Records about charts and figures
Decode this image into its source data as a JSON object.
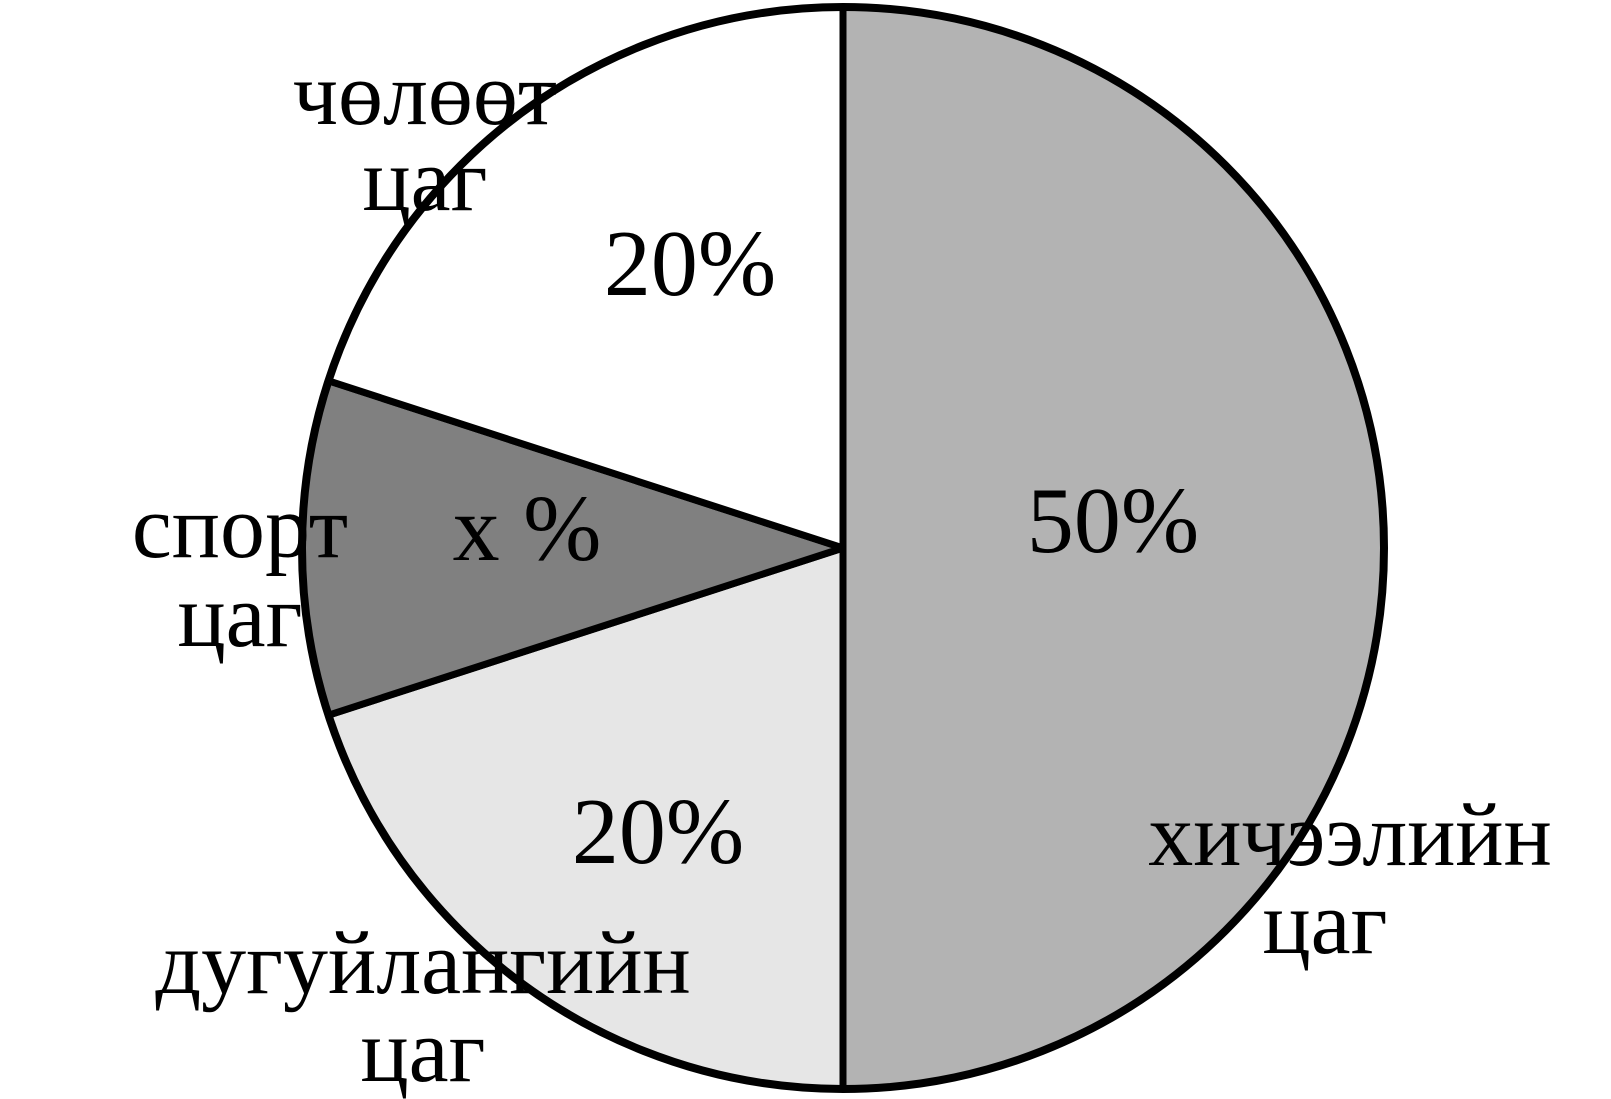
{
  "chart_data": {
    "type": "pie",
    "start": "12 o'clock",
    "direction": "clockwise",
    "slices": [
      {
        "value": 50,
        "label": "50%",
        "category": [
          "хичээлийн",
          "цаг"
        ],
        "color": "#b3b3b3"
      },
      {
        "value": 20,
        "label": "20%",
        "category": [
          "дугуйлангийн",
          "цаг"
        ],
        "color": "#e6e6e6"
      },
      {
        "value": 10,
        "label": "x %",
        "category": [
          "спорт",
          "цаг"
        ],
        "color": "#808080"
      },
      {
        "value": 20,
        "label": "20%",
        "category": [
          "чөлөөт",
          "цаг"
        ],
        "color": "#ffffff"
      }
    ]
  }
}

**Given problem**
All the records above need to be given again word for word. Skip the pictures.

**Exercise response**
Decode this image into its source data as a JSON object.
{
  "chart_data": {
    "type": "pie",
    "start": "12 o'clock",
    "direction": "clockwise",
    "slices": [
      {
        "value": 50,
        "label": "50%",
        "category": [
          "хичээлийн",
          "цаг"
        ],
        "color": "#b3b3b3"
      },
      {
        "value": 20,
        "label": "20%",
        "category": [
          "дугуйлангийн",
          "цаг"
        ],
        "color": "#e6e6e6"
      },
      {
        "value": 10,
        "label": "x %",
        "category": [
          "спорт",
          "цаг"
        ],
        "color": "#808080"
      },
      {
        "value": 20,
        "label": "20%",
        "category": [
          "чөлөөт",
          "цаг"
        ],
        "color": "#ffffff"
      }
    ]
  }
}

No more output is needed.